> Work to complete: Search the data below for the word "subscript" and copy each line that holds it.

> Dataset entries:

+++++

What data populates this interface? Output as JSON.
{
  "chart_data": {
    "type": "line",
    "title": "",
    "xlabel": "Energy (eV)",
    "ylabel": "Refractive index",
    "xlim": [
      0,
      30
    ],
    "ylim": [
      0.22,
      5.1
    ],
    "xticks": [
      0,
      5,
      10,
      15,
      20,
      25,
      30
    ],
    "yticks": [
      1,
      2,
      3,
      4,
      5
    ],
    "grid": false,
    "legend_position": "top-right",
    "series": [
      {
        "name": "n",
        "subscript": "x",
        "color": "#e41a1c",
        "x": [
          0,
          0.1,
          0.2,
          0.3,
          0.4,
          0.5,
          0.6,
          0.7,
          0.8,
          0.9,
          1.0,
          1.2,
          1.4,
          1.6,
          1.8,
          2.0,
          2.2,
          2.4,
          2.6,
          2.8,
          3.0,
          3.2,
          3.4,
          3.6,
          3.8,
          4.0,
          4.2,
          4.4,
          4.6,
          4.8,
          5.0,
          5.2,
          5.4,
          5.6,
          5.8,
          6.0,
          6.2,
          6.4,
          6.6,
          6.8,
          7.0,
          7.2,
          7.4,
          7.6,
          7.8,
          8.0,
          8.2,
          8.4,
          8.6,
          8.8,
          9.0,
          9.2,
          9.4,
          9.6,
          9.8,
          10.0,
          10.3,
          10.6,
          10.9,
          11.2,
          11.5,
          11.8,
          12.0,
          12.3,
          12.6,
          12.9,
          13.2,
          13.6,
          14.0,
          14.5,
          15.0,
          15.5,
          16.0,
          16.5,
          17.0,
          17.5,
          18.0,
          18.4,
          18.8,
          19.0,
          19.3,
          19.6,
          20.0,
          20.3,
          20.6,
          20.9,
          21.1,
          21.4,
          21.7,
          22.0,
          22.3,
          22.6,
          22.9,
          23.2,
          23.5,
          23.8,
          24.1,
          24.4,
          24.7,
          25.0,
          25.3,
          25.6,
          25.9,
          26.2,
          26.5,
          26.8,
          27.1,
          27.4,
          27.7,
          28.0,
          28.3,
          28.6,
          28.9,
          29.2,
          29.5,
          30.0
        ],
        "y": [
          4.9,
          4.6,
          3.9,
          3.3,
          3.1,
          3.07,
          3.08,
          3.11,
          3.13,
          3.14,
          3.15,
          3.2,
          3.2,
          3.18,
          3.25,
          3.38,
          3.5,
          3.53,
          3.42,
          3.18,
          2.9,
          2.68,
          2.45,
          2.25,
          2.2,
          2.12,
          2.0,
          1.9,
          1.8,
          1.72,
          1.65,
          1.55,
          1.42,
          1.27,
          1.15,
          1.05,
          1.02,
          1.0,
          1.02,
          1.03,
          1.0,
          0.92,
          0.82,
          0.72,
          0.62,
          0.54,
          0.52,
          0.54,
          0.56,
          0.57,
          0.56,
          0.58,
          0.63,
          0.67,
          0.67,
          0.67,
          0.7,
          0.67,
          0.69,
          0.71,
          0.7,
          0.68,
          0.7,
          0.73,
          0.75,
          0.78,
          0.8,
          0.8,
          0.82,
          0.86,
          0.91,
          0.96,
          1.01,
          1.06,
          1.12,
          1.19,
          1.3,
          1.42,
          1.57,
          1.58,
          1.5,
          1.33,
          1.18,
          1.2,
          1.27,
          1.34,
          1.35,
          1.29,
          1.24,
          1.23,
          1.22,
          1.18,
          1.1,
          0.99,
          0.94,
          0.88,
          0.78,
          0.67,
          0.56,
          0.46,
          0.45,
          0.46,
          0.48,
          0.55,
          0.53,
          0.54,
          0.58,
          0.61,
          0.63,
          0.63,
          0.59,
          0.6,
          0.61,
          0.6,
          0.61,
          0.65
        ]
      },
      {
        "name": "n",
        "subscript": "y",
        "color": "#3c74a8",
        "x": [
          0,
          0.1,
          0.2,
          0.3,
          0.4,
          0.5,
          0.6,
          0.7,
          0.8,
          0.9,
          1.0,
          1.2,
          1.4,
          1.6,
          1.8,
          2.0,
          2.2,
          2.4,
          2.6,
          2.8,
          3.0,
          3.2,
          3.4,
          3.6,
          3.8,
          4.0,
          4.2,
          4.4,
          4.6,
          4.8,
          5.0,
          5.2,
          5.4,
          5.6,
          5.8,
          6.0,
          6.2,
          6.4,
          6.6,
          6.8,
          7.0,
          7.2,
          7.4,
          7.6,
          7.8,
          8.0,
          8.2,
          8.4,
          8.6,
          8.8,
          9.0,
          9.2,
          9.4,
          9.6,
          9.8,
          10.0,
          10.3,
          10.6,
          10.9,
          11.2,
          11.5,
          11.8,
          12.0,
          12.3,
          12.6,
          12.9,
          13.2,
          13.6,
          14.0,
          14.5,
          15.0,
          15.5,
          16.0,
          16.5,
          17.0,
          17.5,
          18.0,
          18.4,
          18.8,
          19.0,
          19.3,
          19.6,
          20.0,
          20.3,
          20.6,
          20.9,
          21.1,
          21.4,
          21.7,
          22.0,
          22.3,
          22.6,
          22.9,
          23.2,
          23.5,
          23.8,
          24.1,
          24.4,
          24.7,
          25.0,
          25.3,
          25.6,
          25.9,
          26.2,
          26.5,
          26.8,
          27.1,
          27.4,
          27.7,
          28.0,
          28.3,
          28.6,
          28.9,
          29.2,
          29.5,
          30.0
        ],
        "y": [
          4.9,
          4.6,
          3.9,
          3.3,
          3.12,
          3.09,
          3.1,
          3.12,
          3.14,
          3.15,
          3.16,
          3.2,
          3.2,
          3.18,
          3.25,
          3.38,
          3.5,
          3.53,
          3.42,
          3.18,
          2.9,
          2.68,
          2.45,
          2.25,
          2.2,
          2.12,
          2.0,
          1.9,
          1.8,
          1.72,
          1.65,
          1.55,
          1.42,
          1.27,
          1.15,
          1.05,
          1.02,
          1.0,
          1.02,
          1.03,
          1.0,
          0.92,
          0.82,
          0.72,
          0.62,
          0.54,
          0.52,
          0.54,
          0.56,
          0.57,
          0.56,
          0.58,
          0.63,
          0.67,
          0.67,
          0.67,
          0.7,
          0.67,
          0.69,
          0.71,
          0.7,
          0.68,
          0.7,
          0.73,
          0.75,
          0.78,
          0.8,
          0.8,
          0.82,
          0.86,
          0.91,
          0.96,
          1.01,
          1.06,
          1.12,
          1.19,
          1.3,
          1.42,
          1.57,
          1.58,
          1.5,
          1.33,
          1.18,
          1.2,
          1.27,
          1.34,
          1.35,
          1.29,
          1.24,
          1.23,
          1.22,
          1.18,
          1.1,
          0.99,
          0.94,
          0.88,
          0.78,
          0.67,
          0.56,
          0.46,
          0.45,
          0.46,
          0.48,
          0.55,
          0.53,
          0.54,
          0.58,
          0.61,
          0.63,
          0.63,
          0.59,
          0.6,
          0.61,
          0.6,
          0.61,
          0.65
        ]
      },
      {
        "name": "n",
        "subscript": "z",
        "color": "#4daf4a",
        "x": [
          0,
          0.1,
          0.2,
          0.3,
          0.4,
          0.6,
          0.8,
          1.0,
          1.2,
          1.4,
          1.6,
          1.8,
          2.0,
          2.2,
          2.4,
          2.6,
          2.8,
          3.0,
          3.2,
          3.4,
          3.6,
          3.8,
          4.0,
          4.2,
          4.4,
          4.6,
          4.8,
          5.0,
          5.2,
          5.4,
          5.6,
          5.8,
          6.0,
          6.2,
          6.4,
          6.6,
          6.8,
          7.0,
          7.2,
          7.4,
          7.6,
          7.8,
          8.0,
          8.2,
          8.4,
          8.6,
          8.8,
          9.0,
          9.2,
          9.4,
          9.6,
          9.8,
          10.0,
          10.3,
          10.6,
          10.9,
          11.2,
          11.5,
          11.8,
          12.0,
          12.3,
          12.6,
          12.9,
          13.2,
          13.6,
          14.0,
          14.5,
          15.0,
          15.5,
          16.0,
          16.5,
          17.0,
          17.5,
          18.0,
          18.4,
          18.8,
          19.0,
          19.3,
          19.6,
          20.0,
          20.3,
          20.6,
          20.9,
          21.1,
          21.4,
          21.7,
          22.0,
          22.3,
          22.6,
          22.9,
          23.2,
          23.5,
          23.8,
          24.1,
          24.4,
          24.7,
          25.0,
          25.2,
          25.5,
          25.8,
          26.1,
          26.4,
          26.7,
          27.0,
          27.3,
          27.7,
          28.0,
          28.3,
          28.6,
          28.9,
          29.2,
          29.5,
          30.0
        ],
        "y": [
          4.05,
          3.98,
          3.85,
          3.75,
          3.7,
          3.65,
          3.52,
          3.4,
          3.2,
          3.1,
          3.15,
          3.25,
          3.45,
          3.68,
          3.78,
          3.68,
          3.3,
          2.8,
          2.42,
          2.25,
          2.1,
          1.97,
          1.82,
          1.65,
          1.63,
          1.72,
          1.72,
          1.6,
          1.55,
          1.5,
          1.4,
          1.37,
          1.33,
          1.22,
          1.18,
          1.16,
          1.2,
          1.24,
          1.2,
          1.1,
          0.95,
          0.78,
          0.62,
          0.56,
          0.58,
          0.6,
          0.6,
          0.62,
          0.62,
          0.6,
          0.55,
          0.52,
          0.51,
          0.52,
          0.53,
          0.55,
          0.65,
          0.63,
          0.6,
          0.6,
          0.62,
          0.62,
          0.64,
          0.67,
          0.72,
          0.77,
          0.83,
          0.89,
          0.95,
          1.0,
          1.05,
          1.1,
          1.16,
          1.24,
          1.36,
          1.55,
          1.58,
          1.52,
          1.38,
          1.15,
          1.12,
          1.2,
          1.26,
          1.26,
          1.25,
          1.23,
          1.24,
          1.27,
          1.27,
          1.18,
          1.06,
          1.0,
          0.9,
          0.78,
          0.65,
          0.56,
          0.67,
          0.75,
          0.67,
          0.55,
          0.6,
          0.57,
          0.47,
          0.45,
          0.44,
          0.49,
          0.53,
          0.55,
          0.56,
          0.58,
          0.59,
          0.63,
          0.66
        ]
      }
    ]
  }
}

+++++

> The solution:
        "subscript": "x",
        "subscript": "y",
        "subscript": "z",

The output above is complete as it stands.